▶

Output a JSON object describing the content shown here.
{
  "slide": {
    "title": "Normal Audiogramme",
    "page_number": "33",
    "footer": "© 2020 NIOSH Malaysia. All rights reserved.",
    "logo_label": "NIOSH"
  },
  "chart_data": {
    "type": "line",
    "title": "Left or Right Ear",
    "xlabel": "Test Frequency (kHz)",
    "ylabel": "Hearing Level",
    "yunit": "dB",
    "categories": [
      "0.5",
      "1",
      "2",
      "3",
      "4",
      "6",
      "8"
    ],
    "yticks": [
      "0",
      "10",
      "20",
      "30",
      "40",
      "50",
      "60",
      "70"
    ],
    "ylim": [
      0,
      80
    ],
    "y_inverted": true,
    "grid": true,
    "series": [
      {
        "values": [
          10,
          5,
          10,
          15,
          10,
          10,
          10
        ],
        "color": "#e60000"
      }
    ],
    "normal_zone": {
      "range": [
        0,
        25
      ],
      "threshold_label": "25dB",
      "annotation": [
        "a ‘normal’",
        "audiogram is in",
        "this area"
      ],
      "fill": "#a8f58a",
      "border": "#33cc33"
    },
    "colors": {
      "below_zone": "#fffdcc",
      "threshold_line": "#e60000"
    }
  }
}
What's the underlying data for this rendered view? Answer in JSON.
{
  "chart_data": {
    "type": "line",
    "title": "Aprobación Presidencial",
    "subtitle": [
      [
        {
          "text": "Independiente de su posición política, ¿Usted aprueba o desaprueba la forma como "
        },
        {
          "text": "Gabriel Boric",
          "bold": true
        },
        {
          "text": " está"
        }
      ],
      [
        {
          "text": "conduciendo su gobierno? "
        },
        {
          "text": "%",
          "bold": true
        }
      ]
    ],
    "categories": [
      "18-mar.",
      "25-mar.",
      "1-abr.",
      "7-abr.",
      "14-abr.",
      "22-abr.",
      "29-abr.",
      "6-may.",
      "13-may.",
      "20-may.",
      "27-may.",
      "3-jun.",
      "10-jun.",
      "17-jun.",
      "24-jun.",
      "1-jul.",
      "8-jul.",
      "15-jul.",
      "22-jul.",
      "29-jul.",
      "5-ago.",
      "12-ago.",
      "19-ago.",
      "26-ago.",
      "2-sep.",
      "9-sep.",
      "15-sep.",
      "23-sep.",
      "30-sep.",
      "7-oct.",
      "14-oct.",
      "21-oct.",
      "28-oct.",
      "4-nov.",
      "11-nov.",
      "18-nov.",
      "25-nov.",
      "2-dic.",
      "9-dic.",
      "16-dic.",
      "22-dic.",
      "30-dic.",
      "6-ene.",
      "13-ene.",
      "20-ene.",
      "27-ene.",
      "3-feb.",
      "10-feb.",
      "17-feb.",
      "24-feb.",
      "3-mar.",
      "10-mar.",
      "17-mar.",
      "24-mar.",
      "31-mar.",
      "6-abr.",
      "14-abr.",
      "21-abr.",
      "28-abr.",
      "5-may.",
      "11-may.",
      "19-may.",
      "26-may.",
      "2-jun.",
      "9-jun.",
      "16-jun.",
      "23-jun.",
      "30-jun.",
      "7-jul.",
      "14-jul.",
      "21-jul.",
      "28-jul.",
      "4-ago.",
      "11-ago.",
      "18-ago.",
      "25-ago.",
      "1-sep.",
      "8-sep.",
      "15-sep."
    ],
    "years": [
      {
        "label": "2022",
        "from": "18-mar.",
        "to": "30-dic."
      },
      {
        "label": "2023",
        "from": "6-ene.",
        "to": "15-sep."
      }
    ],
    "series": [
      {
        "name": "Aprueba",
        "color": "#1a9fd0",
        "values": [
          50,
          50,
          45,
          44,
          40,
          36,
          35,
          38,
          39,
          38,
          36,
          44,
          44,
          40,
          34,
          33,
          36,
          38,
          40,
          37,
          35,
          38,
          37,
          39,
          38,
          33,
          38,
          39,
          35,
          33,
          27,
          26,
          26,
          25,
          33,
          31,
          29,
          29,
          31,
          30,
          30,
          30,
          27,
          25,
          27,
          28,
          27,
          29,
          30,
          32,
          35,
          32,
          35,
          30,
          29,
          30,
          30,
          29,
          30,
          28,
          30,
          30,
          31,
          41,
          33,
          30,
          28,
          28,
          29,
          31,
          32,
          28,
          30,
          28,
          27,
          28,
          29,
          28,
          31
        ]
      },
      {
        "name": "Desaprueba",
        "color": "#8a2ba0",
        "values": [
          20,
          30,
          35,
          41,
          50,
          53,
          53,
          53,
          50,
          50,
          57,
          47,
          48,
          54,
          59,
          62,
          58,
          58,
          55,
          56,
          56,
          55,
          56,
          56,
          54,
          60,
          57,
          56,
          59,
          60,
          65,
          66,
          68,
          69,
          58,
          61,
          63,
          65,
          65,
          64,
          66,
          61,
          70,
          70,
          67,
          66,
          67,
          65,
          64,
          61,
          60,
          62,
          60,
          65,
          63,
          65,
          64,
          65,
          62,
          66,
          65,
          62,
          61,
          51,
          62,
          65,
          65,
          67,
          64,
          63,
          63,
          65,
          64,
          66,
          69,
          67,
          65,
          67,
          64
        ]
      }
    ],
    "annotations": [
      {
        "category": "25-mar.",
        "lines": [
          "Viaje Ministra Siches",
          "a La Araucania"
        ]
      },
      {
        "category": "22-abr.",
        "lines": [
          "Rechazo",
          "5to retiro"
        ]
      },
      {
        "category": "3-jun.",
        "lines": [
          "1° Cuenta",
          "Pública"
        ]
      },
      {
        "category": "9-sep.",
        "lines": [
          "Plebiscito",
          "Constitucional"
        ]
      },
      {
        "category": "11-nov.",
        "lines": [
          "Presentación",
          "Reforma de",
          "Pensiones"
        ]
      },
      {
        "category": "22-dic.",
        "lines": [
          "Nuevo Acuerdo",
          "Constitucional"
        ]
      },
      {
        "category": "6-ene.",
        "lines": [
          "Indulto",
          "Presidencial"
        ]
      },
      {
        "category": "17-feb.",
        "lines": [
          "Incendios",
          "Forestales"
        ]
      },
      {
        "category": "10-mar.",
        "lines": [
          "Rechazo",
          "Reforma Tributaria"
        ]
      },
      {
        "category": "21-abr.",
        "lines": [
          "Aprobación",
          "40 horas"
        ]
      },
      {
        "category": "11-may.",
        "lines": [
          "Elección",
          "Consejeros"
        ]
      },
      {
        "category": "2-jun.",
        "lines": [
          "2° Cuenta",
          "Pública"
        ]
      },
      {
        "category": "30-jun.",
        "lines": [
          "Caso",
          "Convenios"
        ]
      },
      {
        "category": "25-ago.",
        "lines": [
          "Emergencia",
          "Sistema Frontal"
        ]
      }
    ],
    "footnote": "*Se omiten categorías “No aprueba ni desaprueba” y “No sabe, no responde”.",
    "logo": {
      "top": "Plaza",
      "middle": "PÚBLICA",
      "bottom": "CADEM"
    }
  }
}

◀

> TASK DESCRIPTION
Return the listing above word for word.

> EXPECTED ANSWER
Output a JSON object describing the content shown here.
{
  "slide": {
    "title": "Normal Audiogramme",
    "page_number": "33",
    "footer": "© 2020 NIOSH Malaysia. All rights reserved.",
    "logo_label": "NIOSH"
  },
  "chart_data": {
    "type": "line",
    "title": "Left or Right Ear",
    "xlabel": "Test Frequency (kHz)",
    "ylabel": "Hearing Level",
    "yunit": "dB",
    "categories": [
      "0.5",
      "1",
      "2",
      "3",
      "4",
      "6",
      "8"
    ],
    "yticks": [
      "0",
      "10",
      "20",
      "30",
      "40",
      "50",
      "60",
      "70"
    ],
    "ylim": [
      0,
      80
    ],
    "y_inverted": true,
    "grid": true,
    "series": [
      {
        "values": [
          10,
          5,
          10,
          15,
          10,
          10,
          10
        ],
        "color": "#e60000"
      }
    ],
    "normal_zone": {
      "range": [
        0,
        25
      ],
      "threshold_label": "25dB",
      "annotation": [
        "a ‘normal’",
        "audiogram is in",
        "this area"
      ],
      "fill": "#a8f58a",
      "border": "#33cc33"
    },
    "colors": {
      "below_zone": "#fffdcc",
      "threshold_line": "#e60000"
    }
  }
}
What's the underlying data for this rendered view? Answer in JSON.
{
  "chart_data": {
    "type": "line",
    "title": "Aprobación Presidencial",
    "subtitle": [
      [
        {
          "text": "Independiente de su posición política, ¿Usted aprueba o desaprueba la forma como "
        },
        {
          "text": "Gabriel Boric",
          "bold": true
        },
        {
          "text": " está"
        }
      ],
      [
        {
          "text": "conduciendo su gobierno? "
        },
        {
          "text": "%",
          "bold": true
        }
      ]
    ],
    "categories": [
      "18-mar.",
      "25-mar.",
      "1-abr.",
      "7-abr.",
      "14-abr.",
      "22-abr.",
      "29-abr.",
      "6-may.",
      "13-may.",
      "20-may.",
      "27-may.",
      "3-jun.",
      "10-jun.",
      "17-jun.",
      "24-jun.",
      "1-jul.",
      "8-jul.",
      "15-jul.",
      "22-jul.",
      "29-jul.",
      "5-ago.",
      "12-ago.",
      "19-ago.",
      "26-ago.",
      "2-sep.",
      "9-sep.",
      "15-sep.",
      "23-sep.",
      "30-sep.",
      "7-oct.",
      "14-oct.",
      "21-oct.",
      "28-oct.",
      "4-nov.",
      "11-nov.",
      "18-nov.",
      "25-nov.",
      "2-dic.",
      "9-dic.",
      "16-dic.",
      "22-dic.",
      "30-dic.",
      "6-ene.",
      "13-ene.",
      "20-ene.",
      "27-ene.",
      "3-feb.",
      "10-feb.",
      "17-feb.",
      "24-feb.",
      "3-mar.",
      "10-mar.",
      "17-mar.",
      "24-mar.",
      "31-mar.",
      "6-abr.",
      "14-abr.",
      "21-abr.",
      "28-abr.",
      "5-may.",
      "11-may.",
      "19-may.",
      "26-may.",
      "2-jun.",
      "9-jun.",
      "16-jun.",
      "23-jun.",
      "30-jun.",
      "7-jul.",
      "14-jul.",
      "21-jul.",
      "28-jul.",
      "4-ago.",
      "11-ago.",
      "18-ago.",
      "25-ago.",
      "1-sep.",
      "8-sep.",
      "15-sep."
    ],
    "years": [
      {
        "label": "2022",
        "from": "18-mar.",
        "to": "30-dic."
      },
      {
        "label": "2023",
        "from": "6-ene.",
        "to": "15-sep."
      }
    ],
    "series": [
      {
        "name": "Aprueba",
        "color": "#1a9fd0",
        "values": [
          50,
          50,
          45,
          44,
          40,
          36,
          35,
          38,
          39,
          38,
          36,
          44,
          44,
          40,
          34,
          33,
          36,
          38,
          40,
          37,
          35,
          38,
          37,
          39,
          38,
          33,
          38,
          39,
          35,
          33,
          27,
          26,
          26,
          25,
          33,
          31,
          29,
          29,
          31,
          30,
          30,
          30,
          27,
          25,
          27,
          28,
          27,
          29,
          30,
          32,
          35,
          32,
          35,
          30,
          29,
          30,
          30,
          29,
          30,
          28,
          30,
          30,
          31,
          41,
          33,
          30,
          28,
          28,
          29,
          31,
          32,
          28,
          30,
          28,
          27,
          28,
          29,
          28,
          31
        ]
      },
      {
        "name": "Desaprueba",
        "color": "#8a2ba0",
        "values": [
          20,
          30,
          35,
          41,
          50,
          53,
          53,
          53,
          50,
          50,
          57,
          47,
          48,
          54,
          59,
          62,
          58,
          58,
          55,
          56,
          56,
          55,
          56,
          56,
          54,
          60,
          57,
          56,
          59,
          60,
          65,
          66,
          68,
          69,
          58,
          61,
          63,
          65,
          65,
          64,
          66,
          61,
          70,
          70,
          67,
          66,
          67,
          65,
          64,
          61,
          60,
          62,
          60,
          65,
          63,
          65,
          64,
          65,
          62,
          66,
          65,
          62,
          61,
          51,
          62,
          65,
          65,
          67,
          64,
          63,
          63,
          65,
          64,
          66,
          69,
          67,
          65,
          67,
          64
        ]
      }
    ],
    "annotations": [
      {
        "category": "25-mar.",
        "lines": [
          "Viaje Ministra Siches",
          "a La Araucania"
        ]
      },
      {
        "category": "22-abr.",
        "lines": [
          "Rechazo",
          "5to retiro"
        ]
      },
      {
        "category": "3-jun.",
        "lines": [
          "1° Cuenta",
          "Pública"
        ]
      },
      {
        "category": "9-sep.",
        "lines": [
          "Plebiscito",
          "Constitucional"
        ]
      },
      {
        "category": "11-nov.",
        "lines": [
          "Presentación",
          "Reforma de",
          "Pensiones"
        ]
      },
      {
        "category": "22-dic.",
        "lines": [
          "Nuevo Acuerdo",
          "Constitucional"
        ]
      },
      {
        "category": "6-ene.",
        "lines": [
          "Indulto",
          "Presidencial"
        ]
      },
      {
        "category": "17-feb.",
        "lines": [
          "Incendios",
          "Forestales"
        ]
      },
      {
        "category": "10-mar.",
        "lines": [
          "Rechazo",
          "Reforma Tributaria"
        ]
      },
      {
        "category": "21-abr.",
        "lines": [
          "Aprobación",
          "40 horas"
        ]
      },
      {
        "category": "11-may.",
        "lines": [
          "Elección",
          "Consejeros"
        ]
      },
      {
        "category": "2-jun.",
        "lines": [
          "2° Cuenta",
          "Pública"
        ]
      },
      {
        "category": "30-jun.",
        "lines": [
          "Caso",
          "Convenios"
        ]
      },
      {
        "category": "25-ago.",
        "lines": [
          "Emergencia",
          "Sistema Frontal"
        ]
      }
    ],
    "footnote": "*Se omiten categorías “No aprueba ni desaprueba” y “No sabe, no responde”.",
    "logo": {
      "top": "Plaza",
      "middle": "PÚBLICA",
      "bottom": "CADEM"
    }
  }
}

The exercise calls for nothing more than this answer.